▶ _STORED RECORDS_

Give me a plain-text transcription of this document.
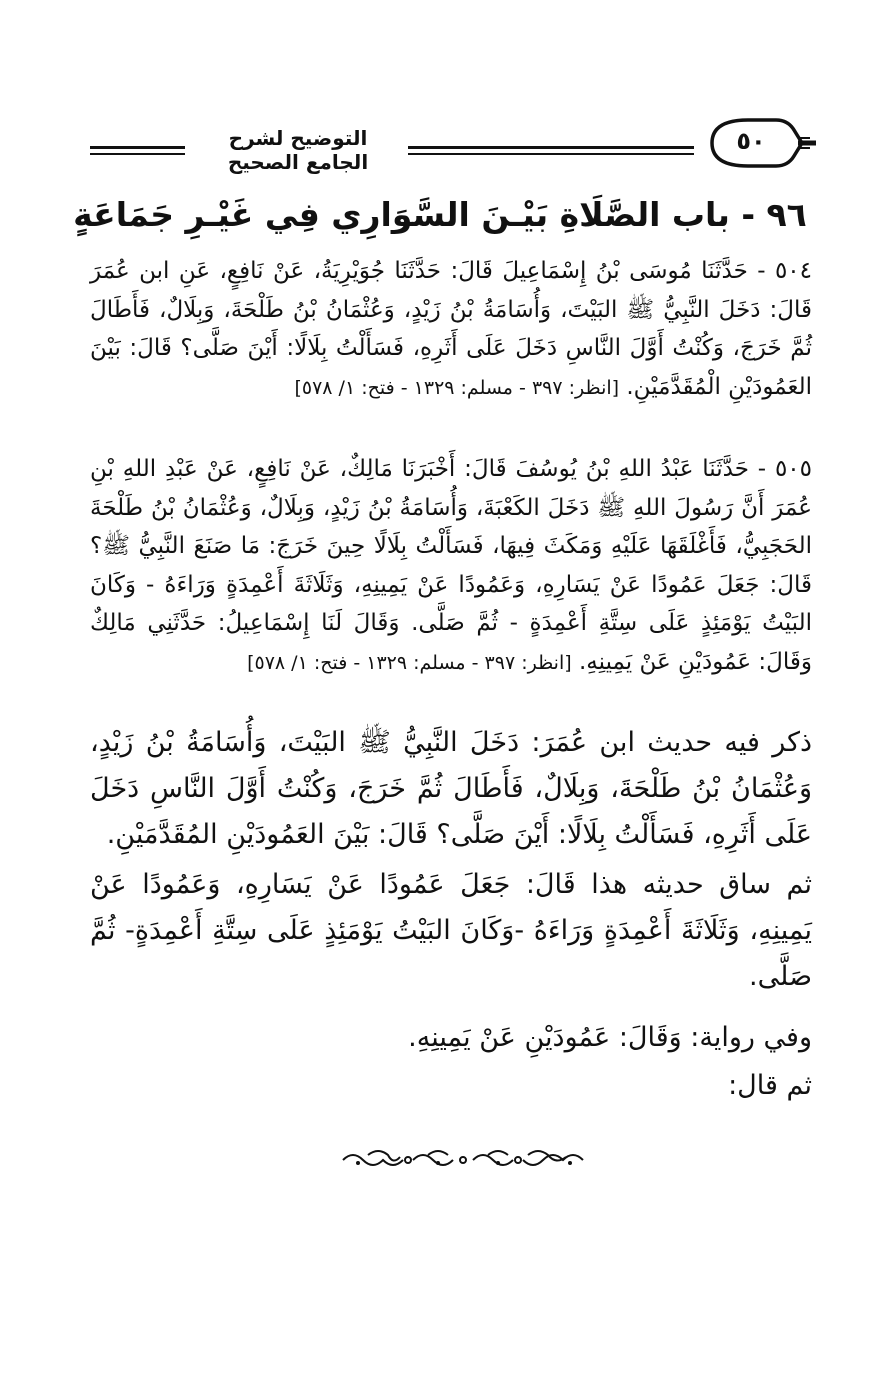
التوضيح لشرح الجامع الصحيح
٥٠
٩٦ - باب الصَّلَاةِ بَيْـنَ السَّوَارِي فِي غَيْـرِ جَمَاعَةٍ
٥٠٤ - حَدَّثَنَا مُوسَى بْنُ إِسْمَاعِيلَ قَالَ: حَدَّثَنَا جُوَيْرِيَةُ، عَنْ نَافِعٍ، عَنِ ابن عُمَرَ قَالَ: دَخَلَ النَّبِيُّ ﷺ البَيْتَ، وَأُسَامَةُ بْنُ زَيْدٍ، وَعُثْمَانُ بْنُ طَلْحَةَ، وَبِلَالٌ، فَأَطَالَ ثُمَّ خَرَجَ، وَكُنْتُ أَوَّلَ النَّاسِ دَخَلَ عَلَى أَثَرِهِ، فَسَأَلْتُ بِلَالًا: أَيْنَ صَلَّى؟ قَالَ: بَيْنَ العَمُودَيْنِ الْمُقَدَّمَيْنِ. [انظر: ٣٩٧ - مسلم: ١٣٢٩ - فتح: ١/ ٥٧٨]
٥٠٥ - حَدَّثَنَا عَبْدُ اللهِ بْنُ يُوسُفَ قَالَ: أَخْبَرَنَا مَالِكٌ، عَنْ نَافِعٍ، عَنْ عَبْدِ اللهِ بْنِ عُمَرَ أَنَّ رَسُولَ اللهِ ﷺ دَخَلَ الكَعْبَةَ، وَأُسَامَةُ بْنُ زَيْدٍ، وَبِلَالٌ، وَعُثْمَانُ بْنُ طَلْحَةَ الحَجَبِيُّ، فَأَغْلَقَهَا عَلَيْهِ وَمَكَثَ فِيهَا، فَسَأَلْتُ بِلَالًا حِينَ خَرَجَ: مَا صَنَعَ النَّبِيُّ ﷺ؟ قَالَ: جَعَلَ عَمُودًا عَنْ يَسَارِهِ، وَعَمُودًا عَنْ يَمِينِهِ، وَثَلَاثَةَ أَعْمِدَةٍ وَرَاءَهُ - وَكَانَ البَيْتُ يَوْمَئِذٍ عَلَى سِتَّةِ أَعْمِدَةٍ - ثُمَّ صَلَّى. وَقَالَ لَنَا إِسْمَاعِيلُ: حَدَّثَنِي مَالِكٌ وَقَالَ: عَمُودَيْنِ عَنْ يَمِينِهِ. [انظر: ٣٩٧ - مسلم: ١٣٢٩ - فتح: ١/ ٥٧٨]
ذكر فيه حديث ابن عُمَرَ: دَخَلَ النَّبِيُّ ﷺ البَيْتَ، وَأُسَامَةُ بْنُ زَيْدٍ، وَعُثْمَانُ بْنُ طَلْحَةَ، وَبِلَالٌ، فَأَطَالَ ثُمَّ خَرَجَ، وَكُنْتُ أَوَّلَ النَّاسِ دَخَلَ عَلَى أَثَرِهِ، فَسَأَلْتُ بِلَالًا: أَيْنَ صَلَّى؟ قَالَ: بَيْنَ العَمُودَيْنِ المُقَدَّمَيْنِ.
ثم ساق حديثه هذا قَالَ: جَعَلَ عَمُودًا عَنْ يَسَارِهِ، وَعَمُودًا عَنْ يَمِينِهِ، وَثَلَاثَةَ أَعْمِدَةٍ وَرَاءَهُ -وَكَانَ البَيْتُ يَوْمَئِذٍ عَلَى سِتَّةِ أَعْمِدَةٍ- ثُمَّ صَلَّى.
وفي رواية: وَقَالَ: عَمُودَيْنِ عَنْ يَمِينِهِ.
ثم قال:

▶ _EXERCISE DETAILS_
Reproduce all of the entries word for word, skipping any pictures they hold.

▶ _RESPONSE TO THIS TASK_
Give me a plain-text transcription of this document.
التوضيح لشرح الجامع الصحيح
٥٠
٩٦ - باب الصَّلَاةِ بَيْـنَ السَّوَارِي فِي غَيْـرِ جَمَاعَةٍ
٥٠٤ - حَدَّثَنَا مُوسَى بْنُ إِسْمَاعِيلَ قَالَ: حَدَّثَنَا جُوَيْرِيَةُ، عَنْ نَافِعٍ، عَنِ ابن عُمَرَ قَالَ: دَخَلَ النَّبِيُّ ﷺ البَيْتَ، وَأُسَامَةُ بْنُ زَيْدٍ، وَعُثْمَانُ بْنُ طَلْحَةَ، وَبِلَالٌ، فَأَطَالَ ثُمَّ خَرَجَ، وَكُنْتُ أَوَّلَ النَّاسِ دَخَلَ عَلَى أَثَرِهِ، فَسَأَلْتُ بِلَالًا: أَيْنَ صَلَّى؟ قَالَ: بَيْنَ العَمُودَيْنِ الْمُقَدَّمَيْنِ. [انظر: ٣٩٧ - مسلم: ١٣٢٩ - فتح: ١/ ٥٧٨]
٥٠٥ - حَدَّثَنَا عَبْدُ اللهِ بْنُ يُوسُفَ قَالَ: أَخْبَرَنَا مَالِكٌ، عَنْ نَافِعٍ، عَنْ عَبْدِ اللهِ بْنِ عُمَرَ أَنَّ رَسُولَ اللهِ ﷺ دَخَلَ الكَعْبَةَ، وَأُسَامَةُ بْنُ زَيْدٍ، وَبِلَالٌ، وَعُثْمَانُ بْنُ طَلْحَةَ الحَجَبِيُّ، فَأَغْلَقَهَا عَلَيْهِ وَمَكَثَ فِيهَا، فَسَأَلْتُ بِلَالًا حِينَ خَرَجَ: مَا صَنَعَ النَّبِيُّ ﷺ؟ قَالَ: جَعَلَ عَمُودًا عَنْ يَسَارِهِ، وَعَمُودًا عَنْ يَمِينِهِ، وَثَلَاثَةَ أَعْمِدَةٍ وَرَاءَهُ - وَكَانَ البَيْتُ يَوْمَئِذٍ عَلَى سِتَّةِ أَعْمِدَةٍ - ثُمَّ صَلَّى. وَقَالَ لَنَا إِسْمَاعِيلُ: حَدَّثَنِي مَالِكٌ وَقَالَ: عَمُودَيْنِ عَنْ يَمِينِهِ. [انظر: ٣٩٧ - مسلم: ١٣٢٩ - فتح: ١/ ٥٧٨]
ذكر فيه حديث ابن عُمَرَ: دَخَلَ النَّبِيُّ ﷺ البَيْتَ، وَأُسَامَةُ بْنُ زَيْدٍ، وَعُثْمَانُ بْنُ طَلْحَةَ، وَبِلَالٌ، فَأَطَالَ ثُمَّ خَرَجَ، وَكُنْتُ أَوَّلَ النَّاسِ دَخَلَ عَلَى أَثَرِهِ، فَسَأَلْتُ بِلَالًا: أَيْنَ صَلَّى؟ قَالَ: بَيْنَ العَمُودَيْنِ المُقَدَّمَيْنِ.
ثم ساق حديثه هذا قَالَ: جَعَلَ عَمُودًا عَنْ يَسَارِهِ، وَعَمُودًا عَنْ يَمِينِهِ، وَثَلَاثَةَ أَعْمِدَةٍ وَرَاءَهُ -وَكَانَ البَيْتُ يَوْمَئِذٍ عَلَى سِتَّةِ أَعْمِدَةٍ- ثُمَّ صَلَّى.
وفي رواية: وَقَالَ: عَمُودَيْنِ عَنْ يَمِينِهِ.
ثم قال:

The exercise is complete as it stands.